>> Begin Source document

# Defrag software for Windows 8.1



## manish2808 (Sep 19, 2014)

What is best defrag tool: inbuilt or third party(& which free one)?
Is boot defrag really necessary provided by third party defrag tools?


----------



## sobeit (Nov 11, 2007)

windows 8.1 does it automatically if you leave your computer on. personally I do not really see a need to get a third party utility to do it.


----------



## bassfisher6522 (Jul 22, 2012)

I use Auslogic's Disk defrag....Disk Defrag - Best Free Defrag Software For Your Hard Drive


----------



## manish2808 (Sep 19, 2014)

bassfisher6522 said:


> I use Auslogic's Disk defrag....Disk Defrag - Best Free Defrag Software For Your Hard Drive


RAM: 2GB
OS: Windows 8.1 32bit
Hard disk: 160GB
CPU: 1.6GHz dual core


----------



## satrow (Feb 4, 2012)

manish2808 said:


> RAM: 2GB
> OS: Windows 8.1 32bit
> *Hard disk: 160GB*
> CPU: 1.6GHz dual core


That's a _very_ small drive nowadays; for decent performance, you really need to keep ~25% free space on there and then W8.1's defrag would be fine.


----------



## koala (Mar 27, 2005)

manish2808 said:


> Is boot defrag really necessary?


No, it just makes the computer much slower to boot, and usually doesn't need to be run at all. It's just there as a troubleshooting option, not to be used regularly.


----------

>> End Source document
>> Begin Information shown

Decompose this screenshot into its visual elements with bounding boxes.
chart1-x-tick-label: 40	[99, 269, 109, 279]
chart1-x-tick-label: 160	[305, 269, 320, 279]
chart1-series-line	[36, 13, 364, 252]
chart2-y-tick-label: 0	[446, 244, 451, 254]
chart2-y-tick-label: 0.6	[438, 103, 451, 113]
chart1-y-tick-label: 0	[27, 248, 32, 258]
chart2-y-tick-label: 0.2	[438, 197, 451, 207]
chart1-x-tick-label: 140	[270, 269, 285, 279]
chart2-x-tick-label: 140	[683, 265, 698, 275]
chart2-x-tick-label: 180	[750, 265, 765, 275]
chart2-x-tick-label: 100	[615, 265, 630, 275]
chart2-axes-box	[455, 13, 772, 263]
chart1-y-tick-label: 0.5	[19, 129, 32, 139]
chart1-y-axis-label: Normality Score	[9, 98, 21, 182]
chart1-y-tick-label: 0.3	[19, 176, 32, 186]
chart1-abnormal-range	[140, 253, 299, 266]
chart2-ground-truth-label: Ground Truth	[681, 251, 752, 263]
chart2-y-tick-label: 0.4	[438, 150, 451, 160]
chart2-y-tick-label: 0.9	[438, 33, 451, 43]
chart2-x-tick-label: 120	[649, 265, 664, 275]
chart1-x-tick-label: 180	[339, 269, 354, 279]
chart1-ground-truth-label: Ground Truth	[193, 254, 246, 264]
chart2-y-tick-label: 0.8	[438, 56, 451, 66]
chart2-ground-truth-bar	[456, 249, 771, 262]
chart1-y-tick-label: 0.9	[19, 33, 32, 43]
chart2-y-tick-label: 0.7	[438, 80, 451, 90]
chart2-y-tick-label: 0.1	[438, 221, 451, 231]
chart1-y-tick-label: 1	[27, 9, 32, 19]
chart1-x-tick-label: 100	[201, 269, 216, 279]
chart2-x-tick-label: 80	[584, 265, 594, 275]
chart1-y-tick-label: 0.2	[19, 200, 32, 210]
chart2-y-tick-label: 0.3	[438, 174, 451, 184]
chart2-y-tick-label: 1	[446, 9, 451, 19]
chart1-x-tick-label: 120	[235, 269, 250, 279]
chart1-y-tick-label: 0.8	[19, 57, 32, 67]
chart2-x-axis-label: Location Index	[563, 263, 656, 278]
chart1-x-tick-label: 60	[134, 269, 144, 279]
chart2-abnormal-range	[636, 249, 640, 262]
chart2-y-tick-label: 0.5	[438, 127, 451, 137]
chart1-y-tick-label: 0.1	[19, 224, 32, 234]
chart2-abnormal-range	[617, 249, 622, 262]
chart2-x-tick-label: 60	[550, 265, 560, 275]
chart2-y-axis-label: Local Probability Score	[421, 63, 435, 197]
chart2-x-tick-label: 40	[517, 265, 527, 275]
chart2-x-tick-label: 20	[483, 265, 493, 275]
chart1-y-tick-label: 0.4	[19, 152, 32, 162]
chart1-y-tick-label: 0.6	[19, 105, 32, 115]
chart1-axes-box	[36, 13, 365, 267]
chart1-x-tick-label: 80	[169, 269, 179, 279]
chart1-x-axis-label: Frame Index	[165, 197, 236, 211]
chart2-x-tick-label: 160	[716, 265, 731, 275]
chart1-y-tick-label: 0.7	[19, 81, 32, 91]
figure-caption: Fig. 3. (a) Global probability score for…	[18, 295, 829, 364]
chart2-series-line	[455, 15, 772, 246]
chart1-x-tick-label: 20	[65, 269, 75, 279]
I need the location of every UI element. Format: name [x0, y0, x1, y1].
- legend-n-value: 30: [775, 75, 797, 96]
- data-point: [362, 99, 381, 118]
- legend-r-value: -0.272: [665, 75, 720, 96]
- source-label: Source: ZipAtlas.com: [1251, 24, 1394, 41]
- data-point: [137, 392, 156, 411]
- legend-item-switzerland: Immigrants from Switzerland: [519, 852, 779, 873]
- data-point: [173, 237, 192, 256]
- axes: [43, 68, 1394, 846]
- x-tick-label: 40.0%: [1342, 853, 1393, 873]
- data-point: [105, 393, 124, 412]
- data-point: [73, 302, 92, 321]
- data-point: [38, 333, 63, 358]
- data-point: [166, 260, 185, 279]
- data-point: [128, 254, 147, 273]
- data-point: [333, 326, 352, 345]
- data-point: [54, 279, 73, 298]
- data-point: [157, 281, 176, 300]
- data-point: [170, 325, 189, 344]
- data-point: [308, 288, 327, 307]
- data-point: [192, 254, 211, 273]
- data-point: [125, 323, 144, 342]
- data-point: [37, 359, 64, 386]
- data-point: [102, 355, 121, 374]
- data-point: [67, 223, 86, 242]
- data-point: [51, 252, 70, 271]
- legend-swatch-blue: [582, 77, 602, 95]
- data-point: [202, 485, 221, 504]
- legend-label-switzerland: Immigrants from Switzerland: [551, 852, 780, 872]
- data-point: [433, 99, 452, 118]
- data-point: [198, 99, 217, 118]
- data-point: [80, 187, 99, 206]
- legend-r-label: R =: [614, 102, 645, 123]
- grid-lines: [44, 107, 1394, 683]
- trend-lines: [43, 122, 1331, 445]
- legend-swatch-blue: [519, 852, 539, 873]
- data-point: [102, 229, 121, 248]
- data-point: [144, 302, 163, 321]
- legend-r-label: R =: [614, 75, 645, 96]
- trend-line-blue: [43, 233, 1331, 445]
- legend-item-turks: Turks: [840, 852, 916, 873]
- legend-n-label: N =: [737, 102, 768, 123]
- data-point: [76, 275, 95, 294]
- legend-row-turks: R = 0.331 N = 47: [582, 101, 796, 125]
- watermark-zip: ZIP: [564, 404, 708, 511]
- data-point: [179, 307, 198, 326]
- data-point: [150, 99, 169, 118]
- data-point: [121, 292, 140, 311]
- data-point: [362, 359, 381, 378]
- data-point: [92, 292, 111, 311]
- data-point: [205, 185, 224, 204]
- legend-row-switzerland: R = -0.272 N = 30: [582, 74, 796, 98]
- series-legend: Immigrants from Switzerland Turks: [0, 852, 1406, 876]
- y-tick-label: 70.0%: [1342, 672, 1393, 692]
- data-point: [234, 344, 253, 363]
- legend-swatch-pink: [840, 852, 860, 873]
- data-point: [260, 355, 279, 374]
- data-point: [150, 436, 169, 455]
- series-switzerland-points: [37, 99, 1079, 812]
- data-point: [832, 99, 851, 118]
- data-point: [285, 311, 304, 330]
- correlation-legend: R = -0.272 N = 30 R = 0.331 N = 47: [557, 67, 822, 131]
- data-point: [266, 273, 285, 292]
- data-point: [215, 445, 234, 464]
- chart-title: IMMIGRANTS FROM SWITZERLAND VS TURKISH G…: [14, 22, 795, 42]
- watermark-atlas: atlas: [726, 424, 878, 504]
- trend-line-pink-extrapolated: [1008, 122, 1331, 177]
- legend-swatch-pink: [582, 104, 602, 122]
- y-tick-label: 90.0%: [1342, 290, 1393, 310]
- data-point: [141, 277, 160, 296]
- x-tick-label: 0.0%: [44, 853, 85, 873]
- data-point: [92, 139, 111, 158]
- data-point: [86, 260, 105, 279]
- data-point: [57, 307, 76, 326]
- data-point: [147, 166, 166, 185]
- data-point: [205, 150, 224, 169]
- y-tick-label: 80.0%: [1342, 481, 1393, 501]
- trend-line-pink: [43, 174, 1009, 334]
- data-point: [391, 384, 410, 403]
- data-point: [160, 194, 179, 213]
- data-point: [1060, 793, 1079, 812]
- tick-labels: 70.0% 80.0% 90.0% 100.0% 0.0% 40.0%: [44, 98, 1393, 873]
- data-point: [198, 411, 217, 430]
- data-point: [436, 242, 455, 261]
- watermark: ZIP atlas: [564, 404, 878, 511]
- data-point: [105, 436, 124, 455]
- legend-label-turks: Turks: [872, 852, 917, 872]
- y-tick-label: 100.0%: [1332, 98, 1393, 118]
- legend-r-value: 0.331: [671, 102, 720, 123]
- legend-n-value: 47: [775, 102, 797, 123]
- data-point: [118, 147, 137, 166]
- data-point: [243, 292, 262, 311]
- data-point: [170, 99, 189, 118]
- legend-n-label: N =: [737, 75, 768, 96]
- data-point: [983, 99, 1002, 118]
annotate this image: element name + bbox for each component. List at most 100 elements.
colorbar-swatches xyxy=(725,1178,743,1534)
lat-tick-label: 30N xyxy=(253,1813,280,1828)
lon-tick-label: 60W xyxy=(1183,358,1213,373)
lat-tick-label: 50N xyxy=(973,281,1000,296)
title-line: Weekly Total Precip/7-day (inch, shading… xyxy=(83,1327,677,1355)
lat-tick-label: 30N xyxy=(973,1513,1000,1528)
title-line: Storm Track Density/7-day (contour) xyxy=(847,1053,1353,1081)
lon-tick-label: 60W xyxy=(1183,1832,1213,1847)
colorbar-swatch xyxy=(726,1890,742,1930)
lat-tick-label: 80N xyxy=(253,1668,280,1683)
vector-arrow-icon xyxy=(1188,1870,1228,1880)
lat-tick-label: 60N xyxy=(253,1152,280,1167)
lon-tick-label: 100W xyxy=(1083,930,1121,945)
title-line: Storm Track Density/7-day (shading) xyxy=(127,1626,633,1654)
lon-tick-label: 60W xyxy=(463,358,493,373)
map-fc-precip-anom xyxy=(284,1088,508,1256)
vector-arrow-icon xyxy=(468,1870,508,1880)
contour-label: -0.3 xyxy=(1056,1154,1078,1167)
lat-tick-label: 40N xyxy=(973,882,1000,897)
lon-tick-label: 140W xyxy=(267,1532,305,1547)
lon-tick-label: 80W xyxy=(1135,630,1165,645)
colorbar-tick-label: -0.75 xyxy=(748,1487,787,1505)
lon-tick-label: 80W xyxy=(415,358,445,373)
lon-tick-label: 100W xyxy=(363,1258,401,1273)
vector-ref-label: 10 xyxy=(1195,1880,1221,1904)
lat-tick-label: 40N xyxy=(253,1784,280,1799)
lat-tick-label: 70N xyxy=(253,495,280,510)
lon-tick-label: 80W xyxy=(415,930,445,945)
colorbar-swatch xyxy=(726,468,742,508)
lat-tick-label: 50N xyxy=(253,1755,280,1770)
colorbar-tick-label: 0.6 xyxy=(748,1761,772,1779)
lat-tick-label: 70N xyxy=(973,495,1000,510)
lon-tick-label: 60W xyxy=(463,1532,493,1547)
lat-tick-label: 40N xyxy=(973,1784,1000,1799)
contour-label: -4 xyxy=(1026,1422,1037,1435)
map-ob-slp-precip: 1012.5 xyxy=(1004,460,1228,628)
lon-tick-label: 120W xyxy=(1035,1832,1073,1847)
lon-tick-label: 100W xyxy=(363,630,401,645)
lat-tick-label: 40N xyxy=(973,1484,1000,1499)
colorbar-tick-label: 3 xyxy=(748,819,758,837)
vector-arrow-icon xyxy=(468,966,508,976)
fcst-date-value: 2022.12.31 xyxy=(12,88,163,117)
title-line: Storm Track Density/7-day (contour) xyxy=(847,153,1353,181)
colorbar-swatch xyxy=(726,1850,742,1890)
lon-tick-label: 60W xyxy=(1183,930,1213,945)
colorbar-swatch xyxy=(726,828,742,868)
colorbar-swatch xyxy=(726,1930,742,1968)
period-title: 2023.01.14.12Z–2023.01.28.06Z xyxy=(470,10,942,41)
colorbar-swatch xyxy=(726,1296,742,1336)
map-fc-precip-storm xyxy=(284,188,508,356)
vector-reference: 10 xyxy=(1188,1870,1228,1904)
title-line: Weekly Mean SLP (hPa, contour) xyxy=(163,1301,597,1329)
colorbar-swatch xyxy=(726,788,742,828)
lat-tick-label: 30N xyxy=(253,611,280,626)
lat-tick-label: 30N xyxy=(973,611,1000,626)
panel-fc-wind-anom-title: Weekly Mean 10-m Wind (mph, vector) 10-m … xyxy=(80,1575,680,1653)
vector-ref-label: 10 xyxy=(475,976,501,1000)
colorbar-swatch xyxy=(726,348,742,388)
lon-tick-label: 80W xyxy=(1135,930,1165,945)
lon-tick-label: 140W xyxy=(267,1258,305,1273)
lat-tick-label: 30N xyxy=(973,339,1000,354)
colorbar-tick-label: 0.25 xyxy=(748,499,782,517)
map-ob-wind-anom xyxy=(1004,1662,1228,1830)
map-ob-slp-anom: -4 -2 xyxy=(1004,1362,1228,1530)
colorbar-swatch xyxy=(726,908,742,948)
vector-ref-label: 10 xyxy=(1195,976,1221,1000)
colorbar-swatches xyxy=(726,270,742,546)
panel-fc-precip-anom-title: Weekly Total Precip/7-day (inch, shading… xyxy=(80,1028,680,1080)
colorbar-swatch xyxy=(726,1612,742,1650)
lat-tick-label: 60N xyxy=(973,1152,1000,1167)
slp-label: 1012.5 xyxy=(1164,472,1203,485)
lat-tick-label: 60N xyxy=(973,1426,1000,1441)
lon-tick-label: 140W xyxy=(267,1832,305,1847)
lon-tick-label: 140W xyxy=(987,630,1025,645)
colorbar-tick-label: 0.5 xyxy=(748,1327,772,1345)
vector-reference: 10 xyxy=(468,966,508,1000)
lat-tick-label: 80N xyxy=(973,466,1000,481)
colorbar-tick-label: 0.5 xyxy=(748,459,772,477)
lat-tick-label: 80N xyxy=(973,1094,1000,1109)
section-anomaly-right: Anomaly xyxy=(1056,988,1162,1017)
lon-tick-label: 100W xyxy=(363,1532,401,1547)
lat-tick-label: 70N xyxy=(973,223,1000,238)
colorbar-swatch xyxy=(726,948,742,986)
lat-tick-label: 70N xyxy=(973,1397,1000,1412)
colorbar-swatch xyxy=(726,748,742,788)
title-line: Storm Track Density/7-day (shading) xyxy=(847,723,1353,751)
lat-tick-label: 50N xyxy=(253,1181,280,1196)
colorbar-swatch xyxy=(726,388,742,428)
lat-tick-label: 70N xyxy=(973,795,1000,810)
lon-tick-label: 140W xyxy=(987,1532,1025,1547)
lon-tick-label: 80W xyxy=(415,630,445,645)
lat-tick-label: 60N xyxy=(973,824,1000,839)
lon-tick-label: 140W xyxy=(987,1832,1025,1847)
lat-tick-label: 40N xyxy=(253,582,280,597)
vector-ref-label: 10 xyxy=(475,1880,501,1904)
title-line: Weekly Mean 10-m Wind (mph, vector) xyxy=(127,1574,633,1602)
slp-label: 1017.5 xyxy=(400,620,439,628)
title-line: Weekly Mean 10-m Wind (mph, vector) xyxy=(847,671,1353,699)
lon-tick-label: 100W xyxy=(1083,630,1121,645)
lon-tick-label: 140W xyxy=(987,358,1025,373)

>> End Information shown

Challenge A = Reproduce word for word the portion of the defrag thread that opens with the words containing "What is best" and closes with "utility to do it.".
Challenge B = Count the lines of the records that contain the string "series", and give only that number.
The records are unrelated to the defrag thread.

Right answer A =
What is best defrag tool: inbuilt or third party(& which free one)?
Is boot defrag really necessary provided by third party defrag tools?


----------



## sobeit (Nov 11, 2007)

windows 8.1 does it automatically if you leave your computer on. personally I do not really see a need to get a third party utility to do it.

Right answer B = 4